▽

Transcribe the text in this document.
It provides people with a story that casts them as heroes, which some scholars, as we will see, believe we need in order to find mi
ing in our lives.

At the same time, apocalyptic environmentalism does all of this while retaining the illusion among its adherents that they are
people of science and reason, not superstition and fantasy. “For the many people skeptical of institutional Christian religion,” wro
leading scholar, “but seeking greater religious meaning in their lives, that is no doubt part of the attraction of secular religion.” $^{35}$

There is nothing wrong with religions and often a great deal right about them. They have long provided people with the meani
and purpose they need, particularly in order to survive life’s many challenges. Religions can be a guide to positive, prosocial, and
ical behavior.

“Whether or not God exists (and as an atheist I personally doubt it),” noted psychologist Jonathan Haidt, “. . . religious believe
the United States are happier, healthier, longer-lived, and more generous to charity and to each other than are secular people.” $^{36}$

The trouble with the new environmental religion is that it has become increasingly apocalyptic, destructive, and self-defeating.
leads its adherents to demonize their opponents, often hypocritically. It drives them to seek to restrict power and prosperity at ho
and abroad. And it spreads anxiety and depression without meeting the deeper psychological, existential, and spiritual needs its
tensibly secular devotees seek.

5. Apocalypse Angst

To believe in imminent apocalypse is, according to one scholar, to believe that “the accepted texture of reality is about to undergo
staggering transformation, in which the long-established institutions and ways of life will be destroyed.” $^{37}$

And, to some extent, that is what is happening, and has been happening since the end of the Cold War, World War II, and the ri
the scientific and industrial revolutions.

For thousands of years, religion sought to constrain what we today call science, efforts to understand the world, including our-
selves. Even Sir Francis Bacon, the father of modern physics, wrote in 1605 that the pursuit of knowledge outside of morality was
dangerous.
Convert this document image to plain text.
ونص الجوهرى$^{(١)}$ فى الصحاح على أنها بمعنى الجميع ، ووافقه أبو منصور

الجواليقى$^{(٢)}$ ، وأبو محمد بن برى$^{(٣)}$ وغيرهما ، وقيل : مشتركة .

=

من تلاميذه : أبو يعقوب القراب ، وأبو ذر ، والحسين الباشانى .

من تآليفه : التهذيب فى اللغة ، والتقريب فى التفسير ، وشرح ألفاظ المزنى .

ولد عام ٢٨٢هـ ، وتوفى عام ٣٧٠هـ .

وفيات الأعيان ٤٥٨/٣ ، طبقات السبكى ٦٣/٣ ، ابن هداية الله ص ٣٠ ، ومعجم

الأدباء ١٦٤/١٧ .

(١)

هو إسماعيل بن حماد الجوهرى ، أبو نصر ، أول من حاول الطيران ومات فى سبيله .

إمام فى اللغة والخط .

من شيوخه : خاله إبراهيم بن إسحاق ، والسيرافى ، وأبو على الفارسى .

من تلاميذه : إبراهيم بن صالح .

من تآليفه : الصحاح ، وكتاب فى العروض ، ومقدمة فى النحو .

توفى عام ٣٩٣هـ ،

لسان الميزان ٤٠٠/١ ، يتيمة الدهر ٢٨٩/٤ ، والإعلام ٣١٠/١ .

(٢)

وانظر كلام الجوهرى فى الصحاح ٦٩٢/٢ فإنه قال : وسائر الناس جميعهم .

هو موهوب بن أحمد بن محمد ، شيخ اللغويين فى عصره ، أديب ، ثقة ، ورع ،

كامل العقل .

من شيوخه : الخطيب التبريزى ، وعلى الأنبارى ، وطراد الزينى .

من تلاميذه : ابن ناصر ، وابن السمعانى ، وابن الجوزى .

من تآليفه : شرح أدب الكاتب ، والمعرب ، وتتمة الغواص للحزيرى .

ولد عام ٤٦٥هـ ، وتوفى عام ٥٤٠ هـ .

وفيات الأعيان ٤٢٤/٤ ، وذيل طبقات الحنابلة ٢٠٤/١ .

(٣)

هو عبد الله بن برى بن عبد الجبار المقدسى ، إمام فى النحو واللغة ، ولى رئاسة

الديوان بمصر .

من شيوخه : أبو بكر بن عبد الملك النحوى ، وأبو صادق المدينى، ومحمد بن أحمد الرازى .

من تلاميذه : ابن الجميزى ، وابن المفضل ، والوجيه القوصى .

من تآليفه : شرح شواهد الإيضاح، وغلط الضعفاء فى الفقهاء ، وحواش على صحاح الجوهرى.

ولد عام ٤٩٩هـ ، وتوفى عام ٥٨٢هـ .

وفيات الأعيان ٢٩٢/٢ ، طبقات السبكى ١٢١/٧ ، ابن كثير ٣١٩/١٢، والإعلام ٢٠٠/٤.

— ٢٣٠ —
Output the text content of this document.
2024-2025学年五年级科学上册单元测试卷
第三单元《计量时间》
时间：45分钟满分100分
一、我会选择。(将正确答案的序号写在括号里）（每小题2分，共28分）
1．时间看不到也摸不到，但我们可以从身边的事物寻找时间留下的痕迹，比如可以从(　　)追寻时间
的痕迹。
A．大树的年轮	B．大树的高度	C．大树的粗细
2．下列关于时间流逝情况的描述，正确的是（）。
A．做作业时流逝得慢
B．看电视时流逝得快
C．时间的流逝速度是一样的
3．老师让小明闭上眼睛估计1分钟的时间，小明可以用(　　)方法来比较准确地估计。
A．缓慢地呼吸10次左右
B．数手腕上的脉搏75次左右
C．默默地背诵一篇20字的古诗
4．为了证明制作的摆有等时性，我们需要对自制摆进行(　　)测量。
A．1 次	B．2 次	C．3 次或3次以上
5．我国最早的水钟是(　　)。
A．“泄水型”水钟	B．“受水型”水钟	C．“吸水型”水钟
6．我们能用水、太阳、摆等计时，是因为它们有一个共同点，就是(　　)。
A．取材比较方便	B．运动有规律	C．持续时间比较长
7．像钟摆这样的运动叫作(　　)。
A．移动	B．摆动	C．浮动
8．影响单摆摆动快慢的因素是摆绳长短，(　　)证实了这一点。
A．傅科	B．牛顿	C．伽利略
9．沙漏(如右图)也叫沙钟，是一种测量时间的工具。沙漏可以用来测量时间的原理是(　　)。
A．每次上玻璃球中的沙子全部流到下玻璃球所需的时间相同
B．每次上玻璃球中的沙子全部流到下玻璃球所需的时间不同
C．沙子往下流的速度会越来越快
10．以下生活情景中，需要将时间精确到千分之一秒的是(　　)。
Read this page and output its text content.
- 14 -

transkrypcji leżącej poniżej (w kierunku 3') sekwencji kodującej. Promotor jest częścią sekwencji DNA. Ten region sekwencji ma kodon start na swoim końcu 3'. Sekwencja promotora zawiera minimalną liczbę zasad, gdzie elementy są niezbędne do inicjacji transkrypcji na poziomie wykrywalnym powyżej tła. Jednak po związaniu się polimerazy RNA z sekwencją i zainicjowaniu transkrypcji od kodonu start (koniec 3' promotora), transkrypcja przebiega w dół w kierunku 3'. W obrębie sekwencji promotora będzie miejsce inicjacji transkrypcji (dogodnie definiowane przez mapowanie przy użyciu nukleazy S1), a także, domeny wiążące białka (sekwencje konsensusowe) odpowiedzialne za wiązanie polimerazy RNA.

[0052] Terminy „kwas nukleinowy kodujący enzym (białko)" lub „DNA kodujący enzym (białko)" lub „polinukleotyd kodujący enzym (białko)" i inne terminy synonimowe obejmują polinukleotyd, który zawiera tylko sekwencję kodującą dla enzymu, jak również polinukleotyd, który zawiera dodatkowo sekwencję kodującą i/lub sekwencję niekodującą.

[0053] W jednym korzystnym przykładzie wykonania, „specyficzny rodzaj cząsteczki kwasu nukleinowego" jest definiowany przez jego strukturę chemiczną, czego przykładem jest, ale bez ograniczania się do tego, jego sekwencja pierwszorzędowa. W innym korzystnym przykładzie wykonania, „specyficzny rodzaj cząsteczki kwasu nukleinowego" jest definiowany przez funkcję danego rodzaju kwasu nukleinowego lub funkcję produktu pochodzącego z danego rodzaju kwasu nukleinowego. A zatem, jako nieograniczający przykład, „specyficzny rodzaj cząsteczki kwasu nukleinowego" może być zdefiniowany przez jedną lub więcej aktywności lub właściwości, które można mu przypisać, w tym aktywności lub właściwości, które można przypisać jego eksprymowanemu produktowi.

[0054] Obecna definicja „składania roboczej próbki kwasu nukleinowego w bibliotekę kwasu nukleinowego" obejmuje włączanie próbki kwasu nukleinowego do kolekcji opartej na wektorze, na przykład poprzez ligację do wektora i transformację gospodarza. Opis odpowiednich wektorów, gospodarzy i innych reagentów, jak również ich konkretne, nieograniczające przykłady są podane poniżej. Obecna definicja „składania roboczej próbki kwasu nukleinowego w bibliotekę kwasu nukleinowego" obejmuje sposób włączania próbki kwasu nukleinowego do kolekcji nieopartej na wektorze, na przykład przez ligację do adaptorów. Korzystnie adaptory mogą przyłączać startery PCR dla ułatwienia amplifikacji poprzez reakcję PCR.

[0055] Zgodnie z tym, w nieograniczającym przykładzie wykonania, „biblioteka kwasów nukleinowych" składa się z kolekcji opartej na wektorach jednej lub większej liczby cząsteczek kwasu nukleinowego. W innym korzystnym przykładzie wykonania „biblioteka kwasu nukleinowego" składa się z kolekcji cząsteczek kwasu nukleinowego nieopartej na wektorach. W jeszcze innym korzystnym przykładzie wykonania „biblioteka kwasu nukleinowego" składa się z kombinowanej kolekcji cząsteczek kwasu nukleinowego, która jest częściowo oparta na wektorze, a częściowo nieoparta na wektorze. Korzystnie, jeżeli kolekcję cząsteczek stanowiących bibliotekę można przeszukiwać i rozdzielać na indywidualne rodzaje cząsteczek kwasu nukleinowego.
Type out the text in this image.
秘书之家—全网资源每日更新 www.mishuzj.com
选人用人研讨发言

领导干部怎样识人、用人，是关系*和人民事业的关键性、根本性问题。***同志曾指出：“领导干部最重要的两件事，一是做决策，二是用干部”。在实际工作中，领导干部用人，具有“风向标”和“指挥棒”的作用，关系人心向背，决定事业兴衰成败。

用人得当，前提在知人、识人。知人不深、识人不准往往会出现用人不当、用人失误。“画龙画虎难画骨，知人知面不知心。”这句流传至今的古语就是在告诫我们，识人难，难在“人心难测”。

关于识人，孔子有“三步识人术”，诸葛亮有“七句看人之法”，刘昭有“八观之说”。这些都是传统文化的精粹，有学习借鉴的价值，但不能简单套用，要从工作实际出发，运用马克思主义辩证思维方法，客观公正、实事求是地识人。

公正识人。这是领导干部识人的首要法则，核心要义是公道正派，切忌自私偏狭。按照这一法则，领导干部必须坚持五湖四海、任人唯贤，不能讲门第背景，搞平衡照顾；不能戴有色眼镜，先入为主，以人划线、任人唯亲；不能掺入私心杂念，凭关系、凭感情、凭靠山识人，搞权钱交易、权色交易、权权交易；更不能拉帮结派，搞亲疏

△

Count every line of the records that holds the string "document". Write only the total.

3